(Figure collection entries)

>> BEGIN

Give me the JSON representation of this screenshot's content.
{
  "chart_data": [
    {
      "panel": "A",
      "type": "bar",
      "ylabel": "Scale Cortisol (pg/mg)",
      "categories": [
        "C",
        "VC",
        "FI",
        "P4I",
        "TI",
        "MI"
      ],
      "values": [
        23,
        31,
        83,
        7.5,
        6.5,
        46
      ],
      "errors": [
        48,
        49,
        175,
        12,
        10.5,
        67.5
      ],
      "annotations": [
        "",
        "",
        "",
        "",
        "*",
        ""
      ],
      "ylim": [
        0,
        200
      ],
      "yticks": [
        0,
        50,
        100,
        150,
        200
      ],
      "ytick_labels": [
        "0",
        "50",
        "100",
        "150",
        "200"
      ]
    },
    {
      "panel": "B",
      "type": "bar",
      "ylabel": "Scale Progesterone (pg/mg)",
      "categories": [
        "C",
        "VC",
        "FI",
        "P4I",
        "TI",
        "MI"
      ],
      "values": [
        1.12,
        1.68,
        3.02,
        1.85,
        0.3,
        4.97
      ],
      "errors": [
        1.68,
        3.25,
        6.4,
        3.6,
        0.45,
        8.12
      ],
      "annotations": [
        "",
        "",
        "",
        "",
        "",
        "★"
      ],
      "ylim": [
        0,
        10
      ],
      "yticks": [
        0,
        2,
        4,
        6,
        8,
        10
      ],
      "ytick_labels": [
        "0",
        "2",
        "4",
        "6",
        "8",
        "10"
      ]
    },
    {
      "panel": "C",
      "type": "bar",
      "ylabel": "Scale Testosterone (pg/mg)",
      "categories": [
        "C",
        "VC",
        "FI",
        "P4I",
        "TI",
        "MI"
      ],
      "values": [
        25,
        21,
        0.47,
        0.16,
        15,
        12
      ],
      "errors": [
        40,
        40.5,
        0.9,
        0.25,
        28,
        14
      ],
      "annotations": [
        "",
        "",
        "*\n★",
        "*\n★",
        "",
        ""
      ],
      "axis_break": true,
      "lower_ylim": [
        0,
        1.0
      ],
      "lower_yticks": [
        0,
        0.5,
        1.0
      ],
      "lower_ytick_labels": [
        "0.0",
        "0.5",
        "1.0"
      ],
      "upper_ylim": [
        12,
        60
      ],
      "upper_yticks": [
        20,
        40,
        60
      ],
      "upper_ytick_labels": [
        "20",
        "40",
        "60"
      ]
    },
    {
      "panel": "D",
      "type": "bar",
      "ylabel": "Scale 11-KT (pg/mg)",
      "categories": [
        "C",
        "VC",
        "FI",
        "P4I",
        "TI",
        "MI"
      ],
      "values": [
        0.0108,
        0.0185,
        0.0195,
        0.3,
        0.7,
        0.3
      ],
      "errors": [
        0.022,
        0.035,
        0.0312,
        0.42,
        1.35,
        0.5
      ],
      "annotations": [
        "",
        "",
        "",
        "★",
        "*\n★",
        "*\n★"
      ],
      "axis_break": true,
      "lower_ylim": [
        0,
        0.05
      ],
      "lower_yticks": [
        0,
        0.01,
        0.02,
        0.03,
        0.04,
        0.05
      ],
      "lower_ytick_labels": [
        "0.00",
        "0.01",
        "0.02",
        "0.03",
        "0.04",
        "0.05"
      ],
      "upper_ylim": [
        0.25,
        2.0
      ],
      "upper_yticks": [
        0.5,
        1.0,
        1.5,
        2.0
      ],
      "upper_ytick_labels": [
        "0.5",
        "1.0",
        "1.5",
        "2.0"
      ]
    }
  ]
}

>> END

- Task objective
Each entry above is to be printed again exactly.

- Solution below
Give me the JSON representation of this screenshot's content.
{
  "chart_data": [
    {
      "panel": "A",
      "type": "bar",
      "ylabel": "Scale Cortisol (pg/mg)",
      "categories": [
        "C",
        "VC",
        "FI",
        "P4I",
        "TI",
        "MI"
      ],
      "values": [
        23,
        31,
        83,
        7.5,
        6.5,
        46
      ],
      "errors": [
        48,
        49,
        175,
        12,
        10.5,
        67.5
      ],
      "annotations": [
        "",
        "",
        "",
        "",
        "*",
        ""
      ],
      "ylim": [
        0,
        200
      ],
      "yticks": [
        0,
        50,
        100,
        150,
        200
      ],
      "ytick_labels": [
        "0",
        "50",
        "100",
        "150",
        "200"
      ]
    },
    {
      "panel": "B",
      "type": "bar",
      "ylabel": "Scale Progesterone (pg/mg)",
      "categories": [
        "C",
        "VC",
        "FI",
        "P4I",
        "TI",
        "MI"
      ],
      "values": [
        1.12,
        1.68,
        3.02,
        1.85,
        0.3,
        4.97
      ],
      "errors": [
        1.68,
        3.25,
        6.4,
        3.6,
        0.45,
        8.12
      ],
      "annotations": [
        "",
        "",
        "",
        "",
        "",
        "★"
      ],
      "ylim": [
        0,
        10
      ],
      "yticks": [
        0,
        2,
        4,
        6,
        8,
        10
      ],
      "ytick_labels": [
        "0",
        "2",
        "4",
        "6",
        "8",
        "10"
      ]
    },
    {
      "panel": "C",
      "type": "bar",
      "ylabel": "Scale Testosterone (pg/mg)",
      "categories": [
        "C",
        "VC",
        "FI",
        "P4I",
        "TI",
        "MI"
      ],
      "values": [
        25,
        21,
        0.47,
        0.16,
        15,
        12
      ],
      "errors": [
        40,
        40.5,
        0.9,
        0.25,
        28,
        14
      ],
      "annotations": [
        "",
        "",
        "*\n★",
        "*\n★",
        "",
        ""
      ],
      "axis_break": true,
      "lower_ylim": [
        0,
        1.0
      ],
      "lower_yticks": [
        0,
        0.5,
        1.0
      ],
      "lower_ytick_labels": [
        "0.0",
        "0.5",
        "1.0"
      ],
      "upper_ylim": [
        12,
        60
      ],
      "upper_yticks": [
        20,
        40,
        60
      ],
      "upper_ytick_labels": [
        "20",
        "40",
        "60"
      ]
    },
    {
      "panel": "D",
      "type": "bar",
      "ylabel": "Scale 11-KT (pg/mg)",
      "categories": [
        "C",
        "VC",
        "FI",
        "P4I",
        "TI",
        "MI"
      ],
      "values": [
        0.0108,
        0.0185,
        0.0195,
        0.3,
        0.7,
        0.3
      ],
      "errors": [
        0.022,
        0.035,
        0.0312,
        0.42,
        1.35,
        0.5
      ],
      "annotations": [
        "",
        "",
        "",
        "★",
        "*\n★",
        "*\n★"
      ],
      "axis_break": true,
      "lower_ylim": [
        0,
        0.05
      ],
      "lower_yticks": [
        0,
        0.01,
        0.02,
        0.03,
        0.04,
        0.05
      ],
      "lower_ytick_labels": [
        "0.00",
        "0.01",
        "0.02",
        "0.03",
        "0.04",
        "0.05"
      ],
      "upper_ylim": [
        0.25,
        2.0
      ],
      "upper_yticks": [
        0.5,
        1.0,
        1.5,
        2.0
      ],
      "upper_ytick_labels": [
        "0.5",
        "1.0",
        "1.5",
        "2.0"
      ]
    }
  ]
}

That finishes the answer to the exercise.